Records:
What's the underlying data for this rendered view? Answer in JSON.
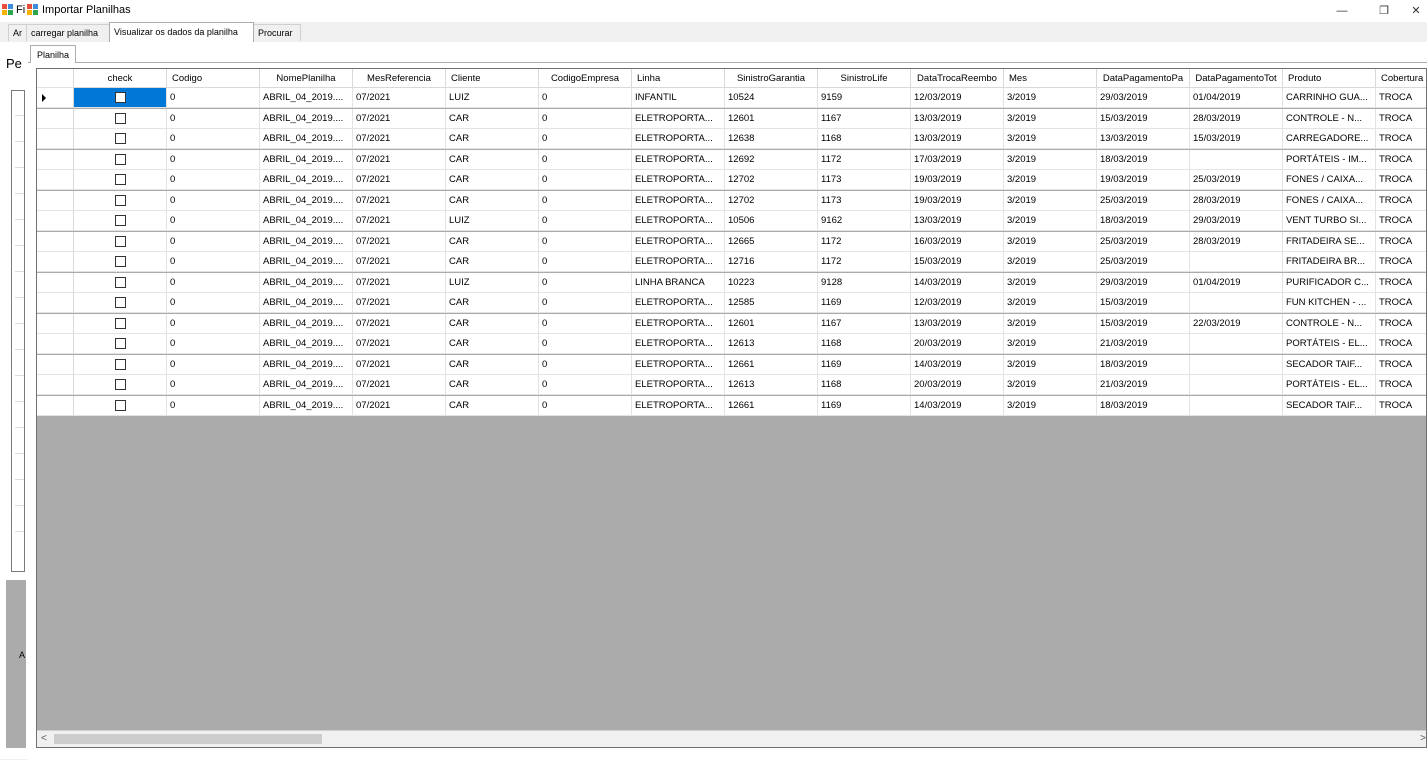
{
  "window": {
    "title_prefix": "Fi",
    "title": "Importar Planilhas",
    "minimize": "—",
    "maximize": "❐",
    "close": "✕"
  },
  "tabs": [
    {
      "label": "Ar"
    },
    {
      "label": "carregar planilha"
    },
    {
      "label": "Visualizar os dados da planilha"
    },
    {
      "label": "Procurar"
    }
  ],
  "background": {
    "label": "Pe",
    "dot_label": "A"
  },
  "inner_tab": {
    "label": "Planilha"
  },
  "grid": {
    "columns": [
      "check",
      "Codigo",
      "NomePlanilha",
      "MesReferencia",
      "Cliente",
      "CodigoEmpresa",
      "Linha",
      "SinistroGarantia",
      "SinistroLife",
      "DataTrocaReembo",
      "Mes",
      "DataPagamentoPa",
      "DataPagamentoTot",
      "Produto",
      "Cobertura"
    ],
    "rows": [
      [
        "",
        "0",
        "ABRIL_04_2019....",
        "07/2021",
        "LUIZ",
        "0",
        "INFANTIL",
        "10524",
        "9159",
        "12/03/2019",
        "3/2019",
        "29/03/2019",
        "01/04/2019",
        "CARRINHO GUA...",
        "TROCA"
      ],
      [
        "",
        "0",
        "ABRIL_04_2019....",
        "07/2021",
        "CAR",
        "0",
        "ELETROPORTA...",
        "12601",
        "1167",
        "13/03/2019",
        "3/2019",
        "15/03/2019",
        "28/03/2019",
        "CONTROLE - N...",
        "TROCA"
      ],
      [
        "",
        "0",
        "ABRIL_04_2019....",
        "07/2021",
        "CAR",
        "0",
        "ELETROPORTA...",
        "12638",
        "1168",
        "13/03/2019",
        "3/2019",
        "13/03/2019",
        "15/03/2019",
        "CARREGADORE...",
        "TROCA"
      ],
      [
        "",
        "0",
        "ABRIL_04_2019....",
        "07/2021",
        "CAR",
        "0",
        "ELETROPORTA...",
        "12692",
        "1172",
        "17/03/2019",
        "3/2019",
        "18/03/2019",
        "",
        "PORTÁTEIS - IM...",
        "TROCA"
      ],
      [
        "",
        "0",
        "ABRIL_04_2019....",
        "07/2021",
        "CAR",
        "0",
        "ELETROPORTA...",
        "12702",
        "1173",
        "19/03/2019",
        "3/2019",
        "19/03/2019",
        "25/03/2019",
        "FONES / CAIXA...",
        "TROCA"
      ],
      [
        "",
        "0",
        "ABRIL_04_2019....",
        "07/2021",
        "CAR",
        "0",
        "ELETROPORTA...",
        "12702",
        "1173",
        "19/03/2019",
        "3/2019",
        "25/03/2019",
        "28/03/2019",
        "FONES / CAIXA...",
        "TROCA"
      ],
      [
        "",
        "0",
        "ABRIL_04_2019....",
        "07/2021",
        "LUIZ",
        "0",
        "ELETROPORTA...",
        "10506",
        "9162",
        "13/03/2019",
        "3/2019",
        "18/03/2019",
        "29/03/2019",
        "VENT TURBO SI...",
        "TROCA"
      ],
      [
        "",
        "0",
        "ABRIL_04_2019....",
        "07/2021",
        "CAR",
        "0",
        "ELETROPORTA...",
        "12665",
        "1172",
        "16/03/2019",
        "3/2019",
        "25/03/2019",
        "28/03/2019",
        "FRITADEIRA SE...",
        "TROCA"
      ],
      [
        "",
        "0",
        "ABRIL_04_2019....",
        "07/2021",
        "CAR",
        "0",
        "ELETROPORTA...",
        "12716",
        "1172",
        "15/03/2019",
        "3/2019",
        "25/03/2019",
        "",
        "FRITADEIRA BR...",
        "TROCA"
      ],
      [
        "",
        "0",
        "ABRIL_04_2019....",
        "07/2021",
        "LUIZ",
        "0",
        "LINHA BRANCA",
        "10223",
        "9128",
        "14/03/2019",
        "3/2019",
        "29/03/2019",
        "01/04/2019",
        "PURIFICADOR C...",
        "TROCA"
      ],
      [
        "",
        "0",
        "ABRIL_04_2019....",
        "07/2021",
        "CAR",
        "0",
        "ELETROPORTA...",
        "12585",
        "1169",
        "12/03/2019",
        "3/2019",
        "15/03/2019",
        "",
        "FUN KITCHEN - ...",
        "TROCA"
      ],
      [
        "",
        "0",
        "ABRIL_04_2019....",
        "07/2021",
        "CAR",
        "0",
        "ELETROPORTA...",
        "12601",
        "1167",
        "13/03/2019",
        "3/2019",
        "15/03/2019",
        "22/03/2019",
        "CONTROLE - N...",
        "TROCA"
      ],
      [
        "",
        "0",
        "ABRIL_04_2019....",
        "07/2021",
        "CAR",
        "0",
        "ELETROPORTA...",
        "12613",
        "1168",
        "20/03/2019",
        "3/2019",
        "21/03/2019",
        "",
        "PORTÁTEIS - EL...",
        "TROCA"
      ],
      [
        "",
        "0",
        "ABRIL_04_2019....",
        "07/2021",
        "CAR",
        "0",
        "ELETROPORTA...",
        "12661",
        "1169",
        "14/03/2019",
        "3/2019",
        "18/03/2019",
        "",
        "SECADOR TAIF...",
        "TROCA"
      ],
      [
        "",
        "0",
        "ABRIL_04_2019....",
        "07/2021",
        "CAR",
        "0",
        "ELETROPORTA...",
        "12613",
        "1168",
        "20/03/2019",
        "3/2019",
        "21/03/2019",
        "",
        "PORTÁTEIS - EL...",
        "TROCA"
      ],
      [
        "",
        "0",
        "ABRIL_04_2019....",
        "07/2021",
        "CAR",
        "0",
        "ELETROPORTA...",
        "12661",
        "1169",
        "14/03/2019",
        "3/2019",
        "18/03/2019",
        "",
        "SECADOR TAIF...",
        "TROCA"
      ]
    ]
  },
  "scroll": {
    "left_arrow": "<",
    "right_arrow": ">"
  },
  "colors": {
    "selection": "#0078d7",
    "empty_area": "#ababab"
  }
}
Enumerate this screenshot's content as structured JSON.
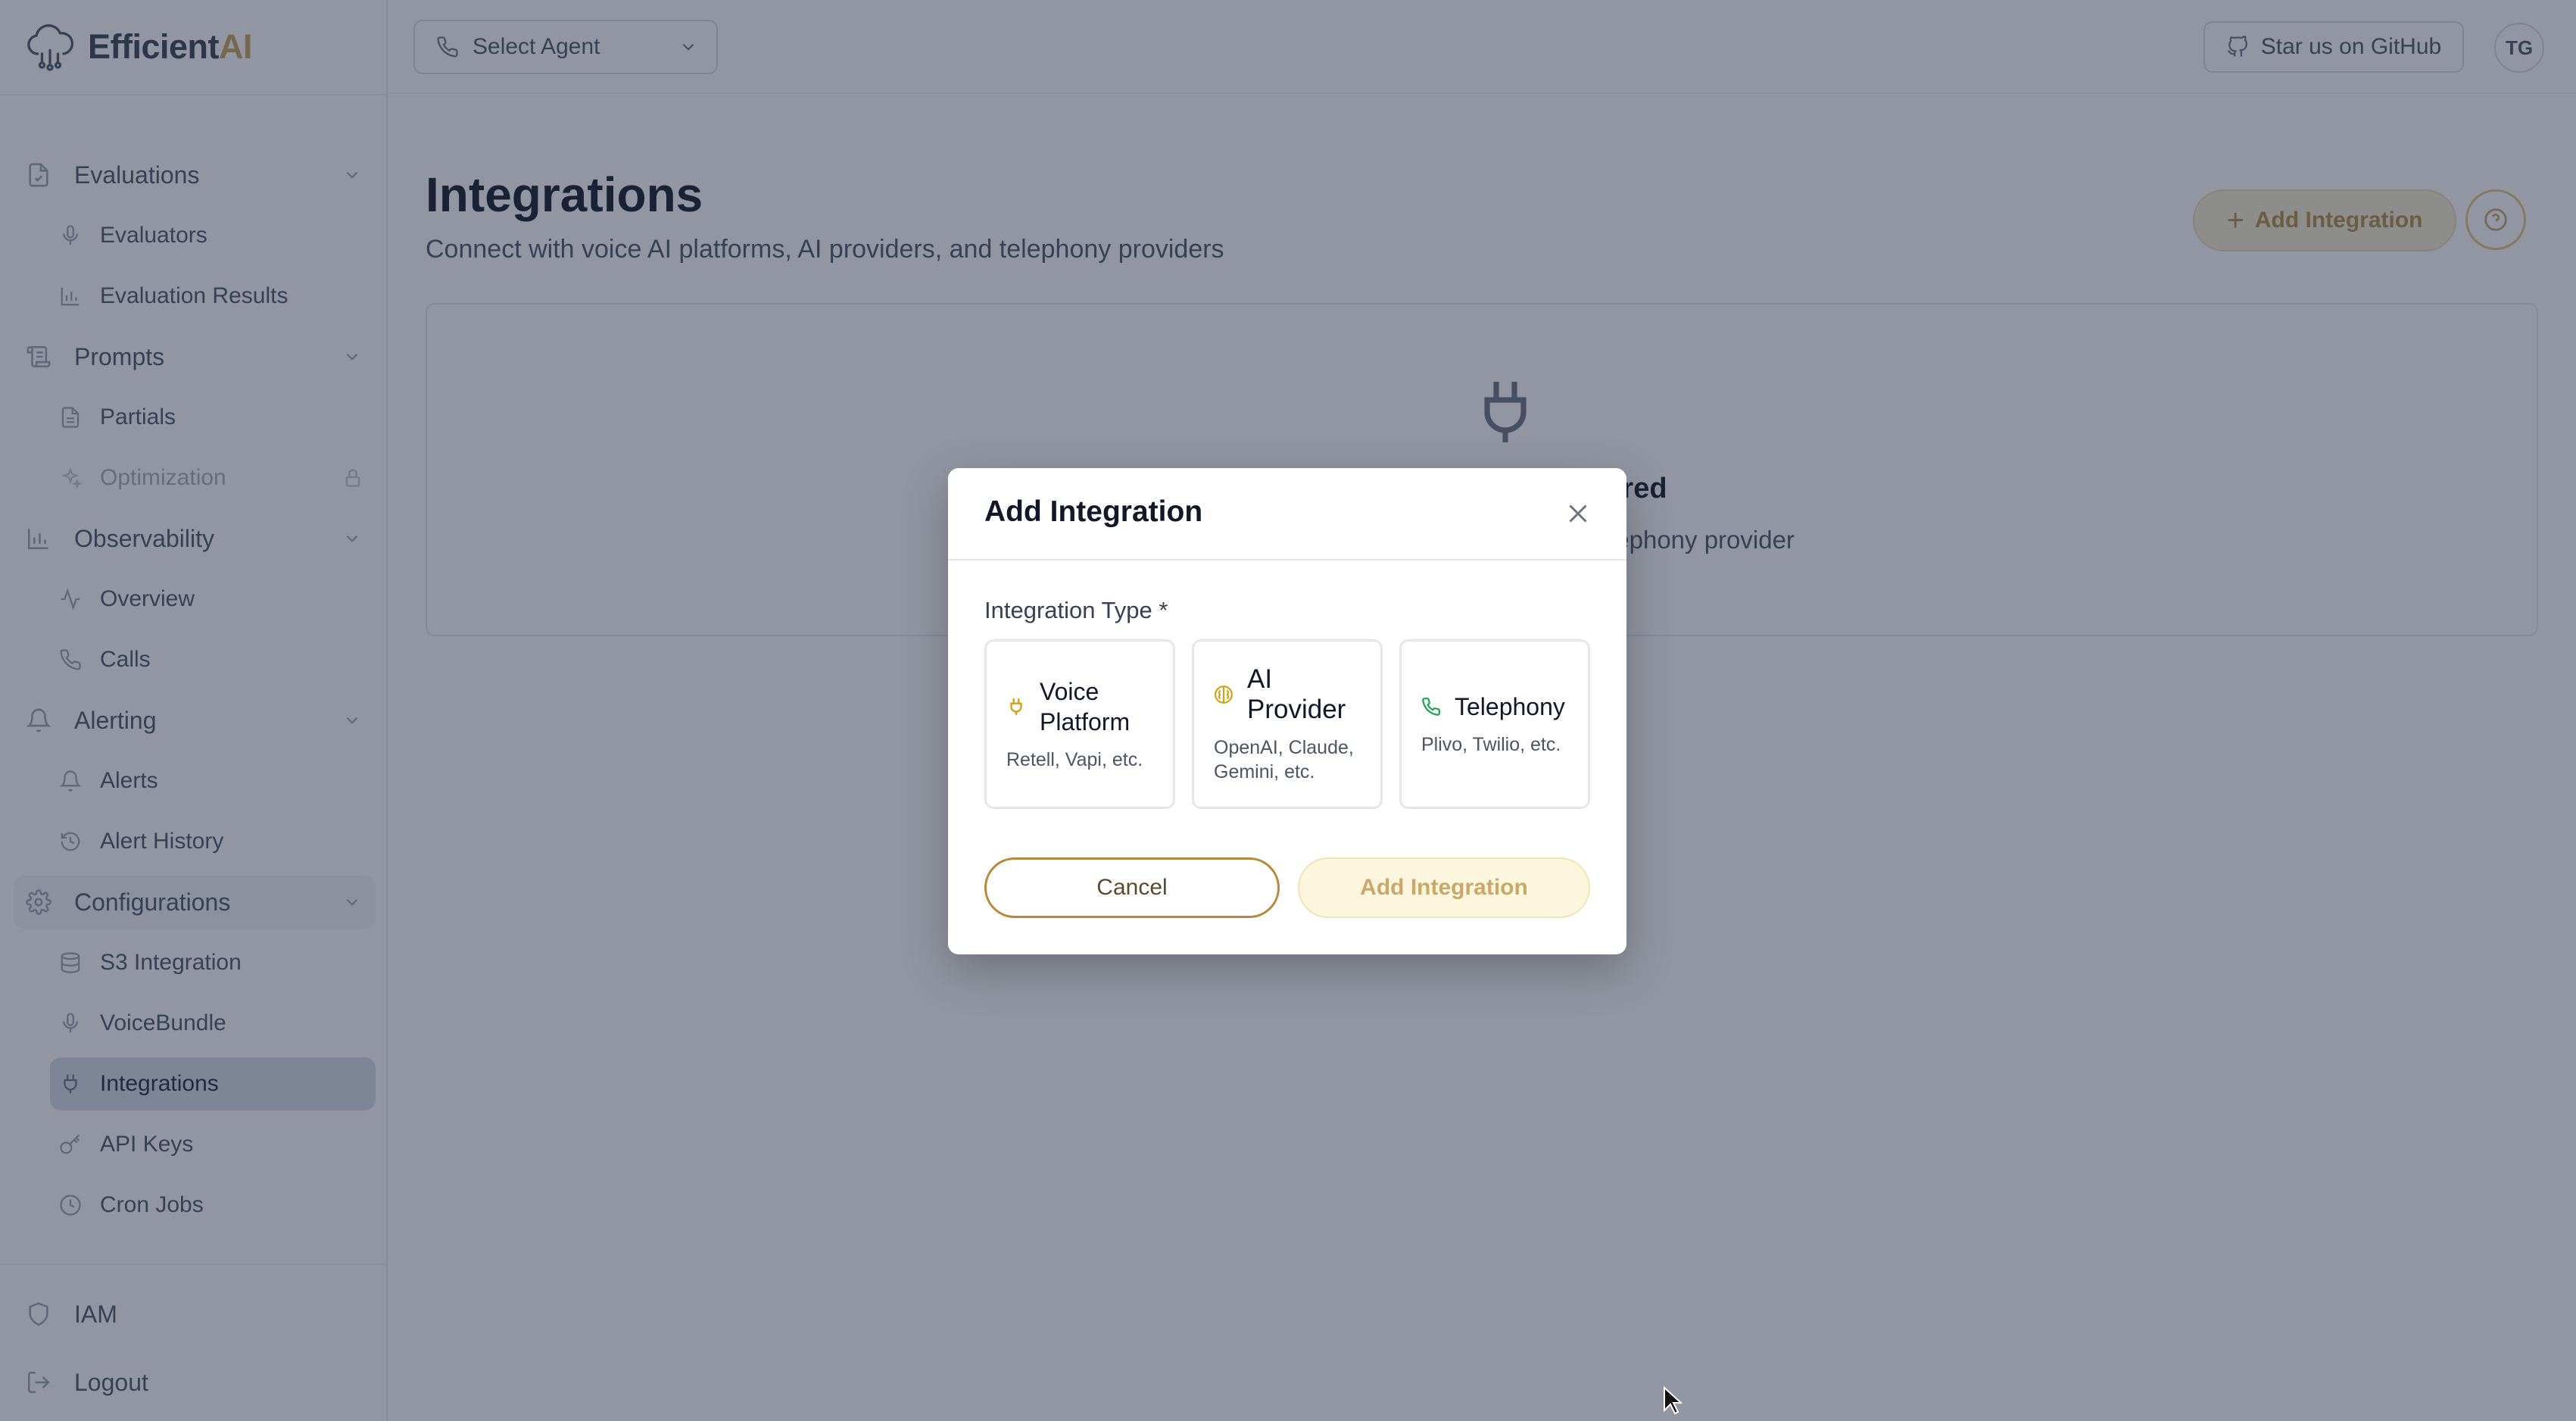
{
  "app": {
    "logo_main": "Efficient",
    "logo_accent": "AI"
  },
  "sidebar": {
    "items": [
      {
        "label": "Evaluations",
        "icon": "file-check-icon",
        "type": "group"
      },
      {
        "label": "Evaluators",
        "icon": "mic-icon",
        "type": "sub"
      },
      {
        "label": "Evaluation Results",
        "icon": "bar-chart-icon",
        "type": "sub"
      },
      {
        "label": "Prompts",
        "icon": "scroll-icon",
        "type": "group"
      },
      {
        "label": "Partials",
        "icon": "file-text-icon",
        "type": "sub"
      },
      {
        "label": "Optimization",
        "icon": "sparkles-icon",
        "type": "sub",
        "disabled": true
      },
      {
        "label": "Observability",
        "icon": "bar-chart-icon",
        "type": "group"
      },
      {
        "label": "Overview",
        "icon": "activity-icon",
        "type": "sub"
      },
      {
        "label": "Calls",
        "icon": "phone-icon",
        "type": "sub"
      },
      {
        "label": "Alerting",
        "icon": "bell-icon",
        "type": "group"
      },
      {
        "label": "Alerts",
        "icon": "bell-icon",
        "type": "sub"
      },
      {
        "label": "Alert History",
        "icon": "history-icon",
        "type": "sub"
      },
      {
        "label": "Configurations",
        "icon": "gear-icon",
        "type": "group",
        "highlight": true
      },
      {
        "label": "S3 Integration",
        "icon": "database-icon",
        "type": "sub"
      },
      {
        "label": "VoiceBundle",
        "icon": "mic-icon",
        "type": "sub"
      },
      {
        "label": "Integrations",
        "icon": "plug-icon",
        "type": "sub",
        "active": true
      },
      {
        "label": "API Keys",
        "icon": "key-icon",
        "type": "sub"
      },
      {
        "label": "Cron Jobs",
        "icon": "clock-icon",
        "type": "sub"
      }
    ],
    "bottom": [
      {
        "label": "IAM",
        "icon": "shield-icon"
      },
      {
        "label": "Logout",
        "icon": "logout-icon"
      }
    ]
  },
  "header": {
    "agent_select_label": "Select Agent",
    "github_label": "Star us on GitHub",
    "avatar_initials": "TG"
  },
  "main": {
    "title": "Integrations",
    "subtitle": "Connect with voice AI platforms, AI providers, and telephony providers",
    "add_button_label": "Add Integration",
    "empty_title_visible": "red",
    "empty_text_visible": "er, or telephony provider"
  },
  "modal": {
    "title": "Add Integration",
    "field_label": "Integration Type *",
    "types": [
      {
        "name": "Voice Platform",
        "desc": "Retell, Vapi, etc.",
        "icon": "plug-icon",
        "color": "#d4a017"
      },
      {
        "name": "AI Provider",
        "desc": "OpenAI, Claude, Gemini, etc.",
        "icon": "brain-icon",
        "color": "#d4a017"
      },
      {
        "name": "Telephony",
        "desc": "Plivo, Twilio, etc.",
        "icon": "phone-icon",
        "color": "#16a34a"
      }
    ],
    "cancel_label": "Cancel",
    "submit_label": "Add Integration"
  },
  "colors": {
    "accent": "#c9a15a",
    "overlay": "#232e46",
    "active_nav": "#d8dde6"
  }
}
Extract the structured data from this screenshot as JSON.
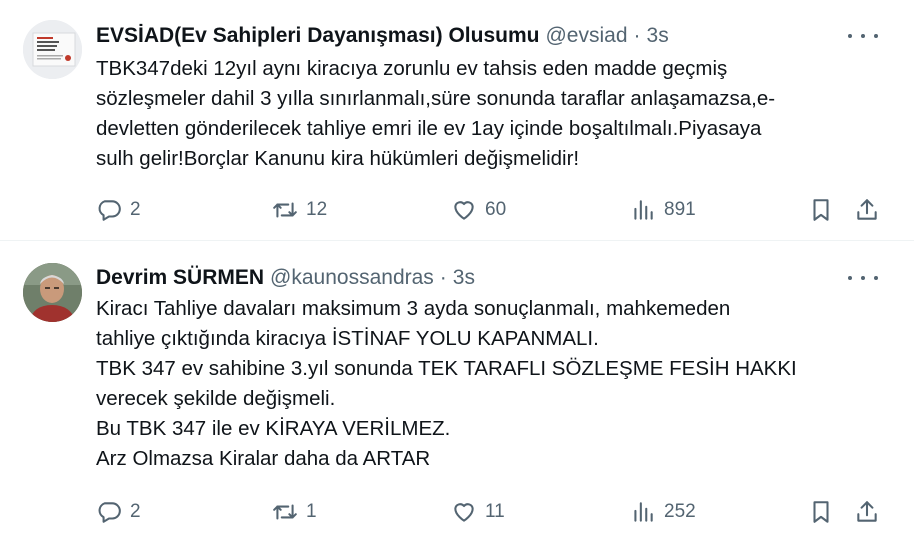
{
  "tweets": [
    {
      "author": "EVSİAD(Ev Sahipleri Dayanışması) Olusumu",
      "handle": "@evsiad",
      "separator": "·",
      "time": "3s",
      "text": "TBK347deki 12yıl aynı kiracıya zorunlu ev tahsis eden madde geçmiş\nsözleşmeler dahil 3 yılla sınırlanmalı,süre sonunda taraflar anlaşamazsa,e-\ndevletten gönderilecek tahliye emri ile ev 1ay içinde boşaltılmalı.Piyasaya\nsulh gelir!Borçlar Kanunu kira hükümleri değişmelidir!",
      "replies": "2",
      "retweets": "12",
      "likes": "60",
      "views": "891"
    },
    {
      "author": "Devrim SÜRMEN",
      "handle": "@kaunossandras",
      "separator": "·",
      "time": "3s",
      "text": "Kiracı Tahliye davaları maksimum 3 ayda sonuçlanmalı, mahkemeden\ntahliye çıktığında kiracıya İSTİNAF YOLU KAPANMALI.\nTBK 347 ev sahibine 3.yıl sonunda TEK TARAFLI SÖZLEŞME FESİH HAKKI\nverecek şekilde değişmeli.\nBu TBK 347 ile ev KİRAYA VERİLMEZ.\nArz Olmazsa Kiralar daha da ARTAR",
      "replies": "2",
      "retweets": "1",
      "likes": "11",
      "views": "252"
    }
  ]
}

* [Objective] In the listing, find each line with the string "screenshot" and copy it.

* [The output]
Enumerate this screenshot's content as structured JSON.
Extract the structured data from this screenshot as JSON.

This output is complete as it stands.